■ **To be done**: Please reproduce every record, keeping each one exactly as written.

• • • • •

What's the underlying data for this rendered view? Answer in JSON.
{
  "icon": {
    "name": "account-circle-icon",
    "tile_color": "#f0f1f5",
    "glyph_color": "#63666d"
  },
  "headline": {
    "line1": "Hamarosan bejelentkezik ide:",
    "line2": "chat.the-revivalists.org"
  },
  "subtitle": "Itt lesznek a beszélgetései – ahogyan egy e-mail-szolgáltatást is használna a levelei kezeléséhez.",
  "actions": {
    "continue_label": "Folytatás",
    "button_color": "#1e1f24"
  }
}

• • • • •

■ **Response below**:
What's the underlying data for this rendered view? Answer in JSON.
{
  "icon": {
    "name": "account-circle-icon",
    "tile_color": "#f0f1f5",
    "glyph_color": "#63666d"
  },
  "headline": {
    "line1": "Hamarosan bejelentkezik ide:",
    "line2": "chat.the-revivalists.org"
  },
  "subtitle": "Itt lesznek a beszélgetései – ahogyan egy e-mail-szolgáltatást is használna a levelei kezeléséhez.",
  "actions": {
    "continue_label": "Folytatás",
    "button_color": "#1e1f24"
  }
}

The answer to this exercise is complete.